• REQUIREMENTS: Return the data below unchanged, from its first line through the line containing "col-header: 500 <box>345 667 380 704</box>", and nothing past that line.

Records of where the elements appear
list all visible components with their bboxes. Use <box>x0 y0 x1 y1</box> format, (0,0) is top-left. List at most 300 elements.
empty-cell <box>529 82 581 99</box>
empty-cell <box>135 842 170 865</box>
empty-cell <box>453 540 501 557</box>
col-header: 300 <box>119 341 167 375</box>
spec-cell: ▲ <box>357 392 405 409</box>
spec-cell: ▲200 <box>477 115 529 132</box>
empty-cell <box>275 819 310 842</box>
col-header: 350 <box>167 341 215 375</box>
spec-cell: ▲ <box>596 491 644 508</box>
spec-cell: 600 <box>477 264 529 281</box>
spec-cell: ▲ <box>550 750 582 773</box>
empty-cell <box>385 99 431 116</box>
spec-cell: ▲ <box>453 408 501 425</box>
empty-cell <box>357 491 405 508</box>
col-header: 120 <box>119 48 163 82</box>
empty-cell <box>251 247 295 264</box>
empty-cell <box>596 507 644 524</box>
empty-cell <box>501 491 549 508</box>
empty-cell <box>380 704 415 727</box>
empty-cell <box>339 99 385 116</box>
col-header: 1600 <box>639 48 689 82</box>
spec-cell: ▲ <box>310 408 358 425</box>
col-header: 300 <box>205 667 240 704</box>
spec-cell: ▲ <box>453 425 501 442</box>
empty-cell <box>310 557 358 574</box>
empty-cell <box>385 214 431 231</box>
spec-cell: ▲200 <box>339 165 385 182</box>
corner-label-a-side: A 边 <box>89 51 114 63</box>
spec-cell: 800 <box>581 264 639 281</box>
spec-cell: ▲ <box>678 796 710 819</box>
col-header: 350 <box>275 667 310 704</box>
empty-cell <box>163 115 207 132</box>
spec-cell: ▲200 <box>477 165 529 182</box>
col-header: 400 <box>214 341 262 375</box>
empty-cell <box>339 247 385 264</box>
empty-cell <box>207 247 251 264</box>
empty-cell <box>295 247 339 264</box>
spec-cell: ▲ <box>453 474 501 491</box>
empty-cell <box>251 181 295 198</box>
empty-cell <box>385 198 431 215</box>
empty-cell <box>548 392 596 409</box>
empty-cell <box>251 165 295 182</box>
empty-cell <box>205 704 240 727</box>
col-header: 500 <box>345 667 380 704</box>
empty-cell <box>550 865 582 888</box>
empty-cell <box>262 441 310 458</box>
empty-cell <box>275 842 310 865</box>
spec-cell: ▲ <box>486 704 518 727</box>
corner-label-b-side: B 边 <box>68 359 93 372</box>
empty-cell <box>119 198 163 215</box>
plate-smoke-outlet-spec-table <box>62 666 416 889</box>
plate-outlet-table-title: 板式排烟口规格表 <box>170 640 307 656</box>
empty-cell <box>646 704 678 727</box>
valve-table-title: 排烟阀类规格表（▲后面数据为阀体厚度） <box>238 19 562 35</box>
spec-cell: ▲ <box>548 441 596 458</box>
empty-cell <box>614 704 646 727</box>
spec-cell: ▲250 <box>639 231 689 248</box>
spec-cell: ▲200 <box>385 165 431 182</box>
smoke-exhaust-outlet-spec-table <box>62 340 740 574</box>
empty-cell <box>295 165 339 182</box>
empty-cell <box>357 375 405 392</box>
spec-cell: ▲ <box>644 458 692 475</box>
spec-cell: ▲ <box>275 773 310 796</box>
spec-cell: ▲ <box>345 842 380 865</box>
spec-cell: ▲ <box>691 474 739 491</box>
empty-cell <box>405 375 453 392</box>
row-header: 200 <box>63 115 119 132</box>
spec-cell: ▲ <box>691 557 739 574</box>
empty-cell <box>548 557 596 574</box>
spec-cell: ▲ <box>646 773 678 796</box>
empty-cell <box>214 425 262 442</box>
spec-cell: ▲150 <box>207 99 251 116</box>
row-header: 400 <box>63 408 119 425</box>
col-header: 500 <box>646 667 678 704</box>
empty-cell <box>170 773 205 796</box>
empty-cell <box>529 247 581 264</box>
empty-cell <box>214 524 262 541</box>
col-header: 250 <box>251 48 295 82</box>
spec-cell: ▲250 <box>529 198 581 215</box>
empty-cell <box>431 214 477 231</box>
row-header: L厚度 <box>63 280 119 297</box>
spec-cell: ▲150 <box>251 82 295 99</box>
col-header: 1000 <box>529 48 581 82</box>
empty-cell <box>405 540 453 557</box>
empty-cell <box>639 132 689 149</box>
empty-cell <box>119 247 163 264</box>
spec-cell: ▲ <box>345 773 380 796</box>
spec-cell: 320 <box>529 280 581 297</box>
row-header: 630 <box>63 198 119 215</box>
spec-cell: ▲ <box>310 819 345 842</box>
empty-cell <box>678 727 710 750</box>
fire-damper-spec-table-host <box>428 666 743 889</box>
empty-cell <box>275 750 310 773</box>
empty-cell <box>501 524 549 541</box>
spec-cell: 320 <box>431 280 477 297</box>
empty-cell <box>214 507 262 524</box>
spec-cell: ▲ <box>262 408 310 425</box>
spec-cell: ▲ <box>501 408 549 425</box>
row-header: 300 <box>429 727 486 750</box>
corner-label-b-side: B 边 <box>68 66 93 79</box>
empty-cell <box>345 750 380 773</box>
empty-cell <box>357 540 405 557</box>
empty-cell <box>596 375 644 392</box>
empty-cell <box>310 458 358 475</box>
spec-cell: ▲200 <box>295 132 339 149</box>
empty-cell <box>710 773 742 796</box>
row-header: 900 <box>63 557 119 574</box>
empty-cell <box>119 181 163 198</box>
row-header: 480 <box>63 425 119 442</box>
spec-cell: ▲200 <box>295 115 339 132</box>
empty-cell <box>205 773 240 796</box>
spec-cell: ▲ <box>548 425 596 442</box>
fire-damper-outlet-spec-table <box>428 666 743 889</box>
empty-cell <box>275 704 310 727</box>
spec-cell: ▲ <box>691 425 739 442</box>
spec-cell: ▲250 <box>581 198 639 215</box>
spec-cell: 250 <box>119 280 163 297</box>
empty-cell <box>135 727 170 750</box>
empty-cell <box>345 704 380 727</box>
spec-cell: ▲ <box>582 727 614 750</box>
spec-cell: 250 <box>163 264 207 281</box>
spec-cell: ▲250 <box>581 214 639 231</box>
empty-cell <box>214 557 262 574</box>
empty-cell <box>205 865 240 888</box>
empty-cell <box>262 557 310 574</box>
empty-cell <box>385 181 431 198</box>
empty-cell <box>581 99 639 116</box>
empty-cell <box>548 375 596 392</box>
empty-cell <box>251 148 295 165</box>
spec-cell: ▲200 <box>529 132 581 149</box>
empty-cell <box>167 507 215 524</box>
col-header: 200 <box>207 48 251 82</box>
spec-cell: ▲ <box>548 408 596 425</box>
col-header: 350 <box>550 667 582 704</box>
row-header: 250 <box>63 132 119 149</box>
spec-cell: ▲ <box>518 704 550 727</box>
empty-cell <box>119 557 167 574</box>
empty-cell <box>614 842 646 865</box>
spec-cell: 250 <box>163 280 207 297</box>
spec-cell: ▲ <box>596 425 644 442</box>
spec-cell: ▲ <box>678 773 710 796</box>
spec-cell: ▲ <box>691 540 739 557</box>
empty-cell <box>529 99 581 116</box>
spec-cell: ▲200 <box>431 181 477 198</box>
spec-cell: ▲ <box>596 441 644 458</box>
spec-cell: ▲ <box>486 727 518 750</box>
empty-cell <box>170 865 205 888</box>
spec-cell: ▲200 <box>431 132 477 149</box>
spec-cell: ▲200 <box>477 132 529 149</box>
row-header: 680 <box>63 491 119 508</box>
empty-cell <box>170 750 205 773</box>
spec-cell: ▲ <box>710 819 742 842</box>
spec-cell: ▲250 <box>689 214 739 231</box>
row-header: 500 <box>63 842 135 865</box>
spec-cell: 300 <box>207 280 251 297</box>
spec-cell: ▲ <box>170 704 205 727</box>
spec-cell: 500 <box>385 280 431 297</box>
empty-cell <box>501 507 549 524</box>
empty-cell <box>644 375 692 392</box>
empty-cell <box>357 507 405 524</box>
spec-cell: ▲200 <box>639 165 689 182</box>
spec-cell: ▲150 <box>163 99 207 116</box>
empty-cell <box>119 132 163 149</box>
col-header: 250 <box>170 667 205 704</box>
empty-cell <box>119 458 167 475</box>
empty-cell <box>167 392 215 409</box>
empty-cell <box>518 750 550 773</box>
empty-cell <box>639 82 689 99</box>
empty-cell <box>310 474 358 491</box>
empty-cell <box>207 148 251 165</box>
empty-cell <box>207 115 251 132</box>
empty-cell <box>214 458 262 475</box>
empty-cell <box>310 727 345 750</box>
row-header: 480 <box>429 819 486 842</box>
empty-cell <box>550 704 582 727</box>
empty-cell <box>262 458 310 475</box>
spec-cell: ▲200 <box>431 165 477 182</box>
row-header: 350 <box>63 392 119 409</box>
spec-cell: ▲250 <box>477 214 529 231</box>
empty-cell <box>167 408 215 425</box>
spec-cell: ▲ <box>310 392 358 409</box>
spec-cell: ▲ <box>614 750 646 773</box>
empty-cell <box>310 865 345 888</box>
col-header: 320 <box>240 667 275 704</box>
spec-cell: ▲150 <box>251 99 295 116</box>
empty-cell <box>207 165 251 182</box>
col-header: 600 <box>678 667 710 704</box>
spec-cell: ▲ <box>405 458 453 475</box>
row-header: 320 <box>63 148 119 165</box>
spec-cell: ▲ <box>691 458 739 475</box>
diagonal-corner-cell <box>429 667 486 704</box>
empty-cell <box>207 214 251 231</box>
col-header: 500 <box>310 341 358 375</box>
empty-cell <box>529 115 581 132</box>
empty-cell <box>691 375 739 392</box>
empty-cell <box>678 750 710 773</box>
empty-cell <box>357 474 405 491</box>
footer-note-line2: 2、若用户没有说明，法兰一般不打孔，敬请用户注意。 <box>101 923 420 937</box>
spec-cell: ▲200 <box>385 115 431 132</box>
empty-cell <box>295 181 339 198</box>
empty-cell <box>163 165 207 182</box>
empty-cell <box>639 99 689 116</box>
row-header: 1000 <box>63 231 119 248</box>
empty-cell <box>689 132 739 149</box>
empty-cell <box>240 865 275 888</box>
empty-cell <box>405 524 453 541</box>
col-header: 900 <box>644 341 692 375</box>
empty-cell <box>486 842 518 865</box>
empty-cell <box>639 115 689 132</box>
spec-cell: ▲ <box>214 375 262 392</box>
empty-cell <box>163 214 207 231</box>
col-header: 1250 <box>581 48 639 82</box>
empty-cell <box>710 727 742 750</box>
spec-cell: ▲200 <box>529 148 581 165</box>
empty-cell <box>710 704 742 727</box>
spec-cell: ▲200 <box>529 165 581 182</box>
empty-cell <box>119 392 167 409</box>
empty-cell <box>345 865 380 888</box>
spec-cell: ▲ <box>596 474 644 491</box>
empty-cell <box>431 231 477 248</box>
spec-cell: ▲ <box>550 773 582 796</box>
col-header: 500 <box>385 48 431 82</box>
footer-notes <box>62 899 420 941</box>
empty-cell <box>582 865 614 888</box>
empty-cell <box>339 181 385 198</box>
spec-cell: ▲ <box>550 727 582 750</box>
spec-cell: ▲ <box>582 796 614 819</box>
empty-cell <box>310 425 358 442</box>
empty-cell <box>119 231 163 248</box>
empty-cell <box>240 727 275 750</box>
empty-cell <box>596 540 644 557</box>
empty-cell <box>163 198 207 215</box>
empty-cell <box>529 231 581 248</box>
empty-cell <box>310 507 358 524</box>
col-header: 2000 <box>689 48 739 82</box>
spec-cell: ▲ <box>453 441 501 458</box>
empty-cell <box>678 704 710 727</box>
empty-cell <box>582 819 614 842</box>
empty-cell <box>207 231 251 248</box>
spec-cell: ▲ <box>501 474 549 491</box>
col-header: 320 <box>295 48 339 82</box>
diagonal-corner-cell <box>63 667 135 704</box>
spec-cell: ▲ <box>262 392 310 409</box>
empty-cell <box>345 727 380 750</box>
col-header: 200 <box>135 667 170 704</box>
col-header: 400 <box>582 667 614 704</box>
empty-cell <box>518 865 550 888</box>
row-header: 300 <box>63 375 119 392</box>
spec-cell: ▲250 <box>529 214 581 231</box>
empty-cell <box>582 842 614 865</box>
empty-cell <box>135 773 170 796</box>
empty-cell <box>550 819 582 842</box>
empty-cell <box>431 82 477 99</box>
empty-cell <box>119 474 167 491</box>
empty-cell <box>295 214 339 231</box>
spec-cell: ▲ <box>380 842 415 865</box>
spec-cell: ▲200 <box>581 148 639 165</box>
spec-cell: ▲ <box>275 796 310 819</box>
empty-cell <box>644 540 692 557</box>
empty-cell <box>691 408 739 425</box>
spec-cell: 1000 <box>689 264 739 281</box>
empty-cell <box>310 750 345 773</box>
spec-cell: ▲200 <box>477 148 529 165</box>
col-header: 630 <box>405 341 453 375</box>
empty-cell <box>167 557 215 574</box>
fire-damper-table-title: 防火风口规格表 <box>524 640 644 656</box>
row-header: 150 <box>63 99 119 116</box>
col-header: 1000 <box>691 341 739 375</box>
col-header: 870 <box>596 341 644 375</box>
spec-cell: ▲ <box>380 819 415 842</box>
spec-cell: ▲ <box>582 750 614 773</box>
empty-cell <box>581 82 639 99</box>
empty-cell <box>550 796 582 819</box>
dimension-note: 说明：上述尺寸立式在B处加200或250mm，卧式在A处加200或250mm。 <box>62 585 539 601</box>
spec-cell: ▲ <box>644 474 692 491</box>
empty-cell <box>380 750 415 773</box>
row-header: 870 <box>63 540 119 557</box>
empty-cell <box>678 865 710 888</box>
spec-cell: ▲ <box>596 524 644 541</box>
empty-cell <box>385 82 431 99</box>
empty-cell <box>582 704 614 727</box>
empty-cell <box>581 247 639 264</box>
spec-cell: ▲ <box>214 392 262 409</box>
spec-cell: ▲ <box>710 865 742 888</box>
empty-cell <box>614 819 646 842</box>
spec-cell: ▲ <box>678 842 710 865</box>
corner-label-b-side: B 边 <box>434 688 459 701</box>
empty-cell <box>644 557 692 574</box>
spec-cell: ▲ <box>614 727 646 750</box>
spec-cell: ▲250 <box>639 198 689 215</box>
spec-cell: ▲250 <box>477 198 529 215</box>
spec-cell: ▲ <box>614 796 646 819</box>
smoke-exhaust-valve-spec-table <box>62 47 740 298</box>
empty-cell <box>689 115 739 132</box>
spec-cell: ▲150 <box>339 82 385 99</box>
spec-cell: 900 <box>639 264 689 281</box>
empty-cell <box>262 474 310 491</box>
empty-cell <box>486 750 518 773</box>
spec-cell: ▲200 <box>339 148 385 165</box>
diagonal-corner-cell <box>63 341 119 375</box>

• WRITTEN SOLUTION:
list all visible components with their bboxes. Use <box>x0 y0 x1 y1</box> format, (0,0) is top-left. List at most 300 elements.
empty-cell <box>529 82 581 99</box>
empty-cell <box>135 842 170 865</box>
empty-cell <box>453 540 501 557</box>
col-header: 300 <box>119 341 167 375</box>
spec-cell: ▲ <box>357 392 405 409</box>
spec-cell: ▲200 <box>477 115 529 132</box>
empty-cell <box>275 819 310 842</box>
col-header: 350 <box>167 341 215 375</box>
spec-cell: ▲ <box>596 491 644 508</box>
spec-cell: 600 <box>477 264 529 281</box>
spec-cell: ▲ <box>550 750 582 773</box>
empty-cell <box>385 99 431 116</box>
spec-cell: ▲ <box>453 408 501 425</box>
empty-cell <box>357 491 405 508</box>
col-header: 120 <box>119 48 163 82</box>
empty-cell <box>251 247 295 264</box>
empty-cell <box>596 507 644 524</box>
empty-cell <box>501 491 549 508</box>
empty-cell <box>380 704 415 727</box>
empty-cell <box>339 99 385 116</box>
col-header: 1600 <box>639 48 689 82</box>
spec-cell: ▲ <box>310 408 358 425</box>
col-header: 300 <box>205 667 240 704</box>
spec-cell: ▲ <box>453 425 501 442</box>
empty-cell <box>310 557 358 574</box>
empty-cell <box>385 214 431 231</box>
spec-cell: ▲200 <box>339 165 385 182</box>
corner-label-a-side: A 边 <box>89 51 114 63</box>
spec-cell: 800 <box>581 264 639 281</box>
spec-cell: ▲ <box>678 796 710 819</box>
col-header: 350 <box>275 667 310 704</box>
empty-cell <box>163 115 207 132</box>
spec-cell: ▲200 <box>477 165 529 182</box>
col-header: 400 <box>214 341 262 375</box>
empty-cell <box>339 247 385 264</box>
empty-cell <box>207 247 251 264</box>
empty-cell <box>295 247 339 264</box>
spec-cell: ▲ <box>453 474 501 491</box>
empty-cell <box>251 181 295 198</box>
empty-cell <box>385 198 431 215</box>
empty-cell <box>548 392 596 409</box>
empty-cell <box>251 165 295 182</box>
empty-cell <box>205 704 240 727</box>
col-header: 500 <box>345 667 380 704</box>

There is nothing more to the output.